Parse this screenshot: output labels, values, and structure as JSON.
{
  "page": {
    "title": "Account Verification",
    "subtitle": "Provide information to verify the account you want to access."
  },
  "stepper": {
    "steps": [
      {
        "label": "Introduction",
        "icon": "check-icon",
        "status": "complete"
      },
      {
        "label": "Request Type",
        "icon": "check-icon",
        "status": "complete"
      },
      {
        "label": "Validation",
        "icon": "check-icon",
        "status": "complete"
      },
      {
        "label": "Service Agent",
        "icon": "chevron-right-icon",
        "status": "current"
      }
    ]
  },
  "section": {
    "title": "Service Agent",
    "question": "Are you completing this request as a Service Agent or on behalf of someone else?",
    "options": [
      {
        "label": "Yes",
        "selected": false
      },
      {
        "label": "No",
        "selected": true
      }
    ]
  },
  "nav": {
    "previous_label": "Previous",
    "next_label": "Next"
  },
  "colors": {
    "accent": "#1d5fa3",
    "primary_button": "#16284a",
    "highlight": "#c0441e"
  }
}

=-=-=-=-=

TASK DESCRIPTION
Would you give the material above again, complete and exact?

SOLVED PROBLEM
Parse this screenshot: output labels, values, and structure as JSON.
{
  "page": {
    "title": "Account Verification",
    "subtitle": "Provide information to verify the account you want to access."
  },
  "stepper": {
    "steps": [
      {
        "label": "Introduction",
        "icon": "check-icon",
        "status": "complete"
      },
      {
        "label": "Request Type",
        "icon": "check-icon",
        "status": "complete"
      },
      {
        "label": "Validation",
        "icon": "check-icon",
        "status": "complete"
      },
      {
        "label": "Service Agent",
        "icon": "chevron-right-icon",
        "status": "current"
      }
    ]
  },
  "section": {
    "title": "Service Agent",
    "question": "Are you completing this request as a Service Agent or on behalf of someone else?",
    "options": [
      {
        "label": "Yes",
        "selected": false
      },
      {
        "label": "No",
        "selected": true
      }
    ]
  },
  "nav": {
    "previous_label": "Previous",
    "next_label": "Next"
  },
  "colors": {
    "accent": "#1d5fa3",
    "primary_button": "#16284a",
    "highlight": "#c0441e"
  }
}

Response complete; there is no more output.